■ Task statement ■
Copy the records word for word, from their first line through the line containing "y-max-label: 2364: [6, 26, 19, 53]".

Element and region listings
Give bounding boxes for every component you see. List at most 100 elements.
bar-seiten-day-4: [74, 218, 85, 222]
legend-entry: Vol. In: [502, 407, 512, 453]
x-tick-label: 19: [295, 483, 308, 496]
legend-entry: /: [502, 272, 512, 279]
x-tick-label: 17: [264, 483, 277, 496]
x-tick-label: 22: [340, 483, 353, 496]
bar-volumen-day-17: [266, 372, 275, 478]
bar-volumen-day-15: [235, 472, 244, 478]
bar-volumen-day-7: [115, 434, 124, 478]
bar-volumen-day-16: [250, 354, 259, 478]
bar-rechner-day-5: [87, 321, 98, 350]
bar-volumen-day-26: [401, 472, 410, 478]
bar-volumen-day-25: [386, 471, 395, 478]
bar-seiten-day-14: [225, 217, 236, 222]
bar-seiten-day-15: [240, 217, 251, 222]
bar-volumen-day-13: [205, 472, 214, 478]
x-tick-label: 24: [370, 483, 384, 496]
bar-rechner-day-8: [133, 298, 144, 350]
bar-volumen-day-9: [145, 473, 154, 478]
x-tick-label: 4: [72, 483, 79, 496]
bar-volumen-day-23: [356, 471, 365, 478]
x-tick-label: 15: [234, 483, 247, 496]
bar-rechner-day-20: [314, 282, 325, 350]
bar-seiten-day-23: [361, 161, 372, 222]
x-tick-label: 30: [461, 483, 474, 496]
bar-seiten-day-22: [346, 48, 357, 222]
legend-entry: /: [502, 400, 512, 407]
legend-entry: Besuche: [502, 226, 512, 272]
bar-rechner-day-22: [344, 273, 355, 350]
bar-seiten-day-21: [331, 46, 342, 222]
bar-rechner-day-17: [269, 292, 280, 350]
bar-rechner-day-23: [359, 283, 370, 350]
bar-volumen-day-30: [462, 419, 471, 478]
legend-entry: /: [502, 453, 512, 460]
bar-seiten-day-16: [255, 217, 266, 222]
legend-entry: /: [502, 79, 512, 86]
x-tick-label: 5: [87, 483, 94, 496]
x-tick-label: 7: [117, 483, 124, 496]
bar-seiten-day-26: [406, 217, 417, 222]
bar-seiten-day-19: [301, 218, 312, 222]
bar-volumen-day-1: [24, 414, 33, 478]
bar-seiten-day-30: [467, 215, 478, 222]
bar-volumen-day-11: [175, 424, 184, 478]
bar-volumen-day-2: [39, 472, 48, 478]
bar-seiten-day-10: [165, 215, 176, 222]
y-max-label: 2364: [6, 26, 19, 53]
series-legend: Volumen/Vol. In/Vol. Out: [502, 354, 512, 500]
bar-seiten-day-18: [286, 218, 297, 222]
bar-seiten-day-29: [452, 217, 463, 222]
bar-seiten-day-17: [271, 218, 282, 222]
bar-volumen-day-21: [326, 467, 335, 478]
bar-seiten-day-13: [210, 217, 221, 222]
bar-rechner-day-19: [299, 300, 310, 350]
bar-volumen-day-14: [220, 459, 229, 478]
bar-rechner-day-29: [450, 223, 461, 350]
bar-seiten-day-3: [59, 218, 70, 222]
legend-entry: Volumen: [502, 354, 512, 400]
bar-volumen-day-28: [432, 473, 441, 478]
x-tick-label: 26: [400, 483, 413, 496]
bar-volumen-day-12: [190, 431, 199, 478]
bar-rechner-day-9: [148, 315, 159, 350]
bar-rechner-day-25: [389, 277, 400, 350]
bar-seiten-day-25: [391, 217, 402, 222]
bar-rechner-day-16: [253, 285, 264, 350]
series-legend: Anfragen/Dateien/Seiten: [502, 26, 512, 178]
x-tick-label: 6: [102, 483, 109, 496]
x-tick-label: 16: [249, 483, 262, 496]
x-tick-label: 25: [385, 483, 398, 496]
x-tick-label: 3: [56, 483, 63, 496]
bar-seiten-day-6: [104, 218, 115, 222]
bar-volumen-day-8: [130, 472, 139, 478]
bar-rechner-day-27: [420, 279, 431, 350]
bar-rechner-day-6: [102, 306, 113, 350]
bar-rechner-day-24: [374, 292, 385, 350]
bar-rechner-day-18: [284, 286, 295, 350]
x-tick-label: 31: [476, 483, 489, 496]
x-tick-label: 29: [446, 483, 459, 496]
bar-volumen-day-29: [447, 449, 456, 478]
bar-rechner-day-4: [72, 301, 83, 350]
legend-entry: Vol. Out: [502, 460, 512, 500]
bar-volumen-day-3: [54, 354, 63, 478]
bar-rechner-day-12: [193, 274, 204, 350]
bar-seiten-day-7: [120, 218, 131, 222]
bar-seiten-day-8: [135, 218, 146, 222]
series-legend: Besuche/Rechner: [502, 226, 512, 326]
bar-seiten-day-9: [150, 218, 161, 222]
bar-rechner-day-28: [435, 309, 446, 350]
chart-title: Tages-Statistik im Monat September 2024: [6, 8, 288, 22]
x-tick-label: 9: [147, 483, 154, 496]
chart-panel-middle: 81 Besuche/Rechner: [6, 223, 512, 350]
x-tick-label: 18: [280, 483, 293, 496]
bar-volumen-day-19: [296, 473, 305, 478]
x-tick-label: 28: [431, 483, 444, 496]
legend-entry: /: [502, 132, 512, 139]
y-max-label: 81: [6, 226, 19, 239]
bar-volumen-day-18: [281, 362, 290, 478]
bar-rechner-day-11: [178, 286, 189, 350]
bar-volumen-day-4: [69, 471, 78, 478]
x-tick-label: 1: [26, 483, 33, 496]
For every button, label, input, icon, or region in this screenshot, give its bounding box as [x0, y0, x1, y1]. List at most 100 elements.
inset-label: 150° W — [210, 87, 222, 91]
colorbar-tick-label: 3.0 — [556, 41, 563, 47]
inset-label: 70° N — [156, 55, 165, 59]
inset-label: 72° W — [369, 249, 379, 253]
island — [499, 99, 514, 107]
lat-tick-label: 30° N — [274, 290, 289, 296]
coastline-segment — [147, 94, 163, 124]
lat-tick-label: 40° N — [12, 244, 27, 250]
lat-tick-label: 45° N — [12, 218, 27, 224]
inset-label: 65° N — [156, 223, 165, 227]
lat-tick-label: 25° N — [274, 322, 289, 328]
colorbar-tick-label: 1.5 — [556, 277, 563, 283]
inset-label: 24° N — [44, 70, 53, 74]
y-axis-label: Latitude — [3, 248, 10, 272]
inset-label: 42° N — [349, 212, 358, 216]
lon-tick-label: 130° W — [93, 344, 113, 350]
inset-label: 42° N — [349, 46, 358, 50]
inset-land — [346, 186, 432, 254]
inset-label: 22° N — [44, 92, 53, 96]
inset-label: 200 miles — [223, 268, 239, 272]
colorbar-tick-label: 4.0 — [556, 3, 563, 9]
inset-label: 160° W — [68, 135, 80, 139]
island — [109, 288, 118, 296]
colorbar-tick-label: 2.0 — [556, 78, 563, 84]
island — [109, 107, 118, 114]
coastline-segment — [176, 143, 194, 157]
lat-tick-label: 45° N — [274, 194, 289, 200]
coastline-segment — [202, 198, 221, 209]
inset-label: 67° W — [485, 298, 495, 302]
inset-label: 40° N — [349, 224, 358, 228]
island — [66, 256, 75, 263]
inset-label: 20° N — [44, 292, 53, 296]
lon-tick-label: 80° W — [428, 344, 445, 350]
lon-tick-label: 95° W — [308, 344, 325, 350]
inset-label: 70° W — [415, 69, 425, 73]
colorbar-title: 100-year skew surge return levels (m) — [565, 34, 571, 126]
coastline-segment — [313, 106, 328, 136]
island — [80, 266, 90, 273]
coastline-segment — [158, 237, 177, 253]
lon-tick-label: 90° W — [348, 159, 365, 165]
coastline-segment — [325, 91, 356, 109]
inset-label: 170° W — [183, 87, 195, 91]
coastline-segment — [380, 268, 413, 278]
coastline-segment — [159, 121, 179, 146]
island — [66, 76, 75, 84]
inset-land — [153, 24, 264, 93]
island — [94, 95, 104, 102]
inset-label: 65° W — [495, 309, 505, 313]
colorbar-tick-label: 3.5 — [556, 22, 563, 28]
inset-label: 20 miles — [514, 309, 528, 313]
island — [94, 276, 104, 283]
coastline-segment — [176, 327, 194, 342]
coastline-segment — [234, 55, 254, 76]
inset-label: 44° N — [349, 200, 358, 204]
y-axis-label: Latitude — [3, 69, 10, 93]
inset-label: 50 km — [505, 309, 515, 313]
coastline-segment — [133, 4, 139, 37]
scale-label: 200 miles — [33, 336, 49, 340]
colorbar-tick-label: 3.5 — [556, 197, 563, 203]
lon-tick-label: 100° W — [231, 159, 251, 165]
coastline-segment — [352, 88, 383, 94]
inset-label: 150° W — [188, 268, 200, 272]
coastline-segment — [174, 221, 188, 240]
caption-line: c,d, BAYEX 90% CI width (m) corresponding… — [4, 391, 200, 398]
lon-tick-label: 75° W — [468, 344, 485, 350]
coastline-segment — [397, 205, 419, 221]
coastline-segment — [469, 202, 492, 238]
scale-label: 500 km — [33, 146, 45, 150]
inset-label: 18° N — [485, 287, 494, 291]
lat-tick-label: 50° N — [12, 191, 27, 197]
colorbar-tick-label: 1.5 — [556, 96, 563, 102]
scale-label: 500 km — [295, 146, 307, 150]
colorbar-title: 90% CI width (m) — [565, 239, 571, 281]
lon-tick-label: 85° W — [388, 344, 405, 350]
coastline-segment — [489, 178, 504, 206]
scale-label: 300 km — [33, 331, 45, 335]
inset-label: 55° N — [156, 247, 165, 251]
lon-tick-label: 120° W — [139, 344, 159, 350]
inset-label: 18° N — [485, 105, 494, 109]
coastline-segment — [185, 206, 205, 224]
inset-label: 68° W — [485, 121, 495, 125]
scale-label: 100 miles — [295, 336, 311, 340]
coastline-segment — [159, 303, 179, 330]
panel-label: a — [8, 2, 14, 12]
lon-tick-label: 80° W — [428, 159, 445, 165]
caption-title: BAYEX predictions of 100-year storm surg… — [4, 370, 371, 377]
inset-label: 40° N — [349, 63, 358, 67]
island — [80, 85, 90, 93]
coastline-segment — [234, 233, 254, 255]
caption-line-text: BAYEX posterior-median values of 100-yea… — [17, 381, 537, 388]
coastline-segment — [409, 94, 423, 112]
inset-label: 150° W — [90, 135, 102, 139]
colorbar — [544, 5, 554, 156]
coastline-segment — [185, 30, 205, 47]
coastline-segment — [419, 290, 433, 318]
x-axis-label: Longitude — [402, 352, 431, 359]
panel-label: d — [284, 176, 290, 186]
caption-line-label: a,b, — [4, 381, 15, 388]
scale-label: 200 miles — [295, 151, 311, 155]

■ Written response ■
Give bounding boxes for every component you see. List at most 100 elements.
bar-seiten-day-4: [74, 218, 85, 222]
legend-entry: Vol. In: [502, 407, 512, 453]
x-tick-label: 19: [295, 483, 308, 496]
legend-entry: /: [502, 272, 512, 279]
x-tick-label: 17: [264, 483, 277, 496]
x-tick-label: 22: [340, 483, 353, 496]
bar-volumen-day-17: [266, 372, 275, 478]
bar-volumen-day-15: [235, 472, 244, 478]
bar-volumen-day-7: [115, 434, 124, 478]
bar-volumen-day-16: [250, 354, 259, 478]
bar-rechner-day-5: [87, 321, 98, 350]
bar-volumen-day-26: [401, 472, 410, 478]
bar-volumen-day-25: [386, 471, 395, 478]
bar-seiten-day-14: [225, 217, 236, 222]
bar-seiten-day-15: [240, 217, 251, 222]
bar-volumen-day-13: [205, 472, 214, 478]
x-tick-label: 24: [370, 483, 384, 496]
bar-rechner-day-8: [133, 298, 144, 350]
bar-volumen-day-9: [145, 473, 154, 478]
x-tick-label: 4: [72, 483, 79, 496]
bar-volumen-day-23: [356, 471, 365, 478]
x-tick-label: 15: [234, 483, 247, 496]
bar-rechner-day-20: [314, 282, 325, 350]
bar-seiten-day-23: [361, 161, 372, 222]
x-tick-label: 30: [461, 483, 474, 496]
bar-seiten-day-22: [346, 48, 357, 222]
legend-entry: /: [502, 400, 512, 407]
legend-entry: Besuche: [502, 226, 512, 272]
bar-rechner-day-22: [344, 273, 355, 350]
bar-seiten-day-21: [331, 46, 342, 222]
bar-rechner-day-17: [269, 292, 280, 350]
bar-rechner-day-23: [359, 283, 370, 350]
bar-volumen-day-30: [462, 419, 471, 478]
legend-entry: /: [502, 453, 512, 460]
bar-seiten-day-16: [255, 217, 266, 222]
legend-entry: /: [502, 79, 512, 86]
x-tick-label: 5: [87, 483, 94, 496]
x-tick-label: 7: [117, 483, 124, 496]
bar-seiten-day-26: [406, 217, 417, 222]
bar-seiten-day-19: [301, 218, 312, 222]
bar-volumen-day-1: [24, 414, 33, 478]
bar-seiten-day-30: [467, 215, 478, 222]
bar-volumen-day-11: [175, 424, 184, 478]
bar-volumen-day-2: [39, 472, 48, 478]
bar-seiten-day-10: [165, 215, 176, 222]
y-max-label: 2364: [6, 26, 19, 53]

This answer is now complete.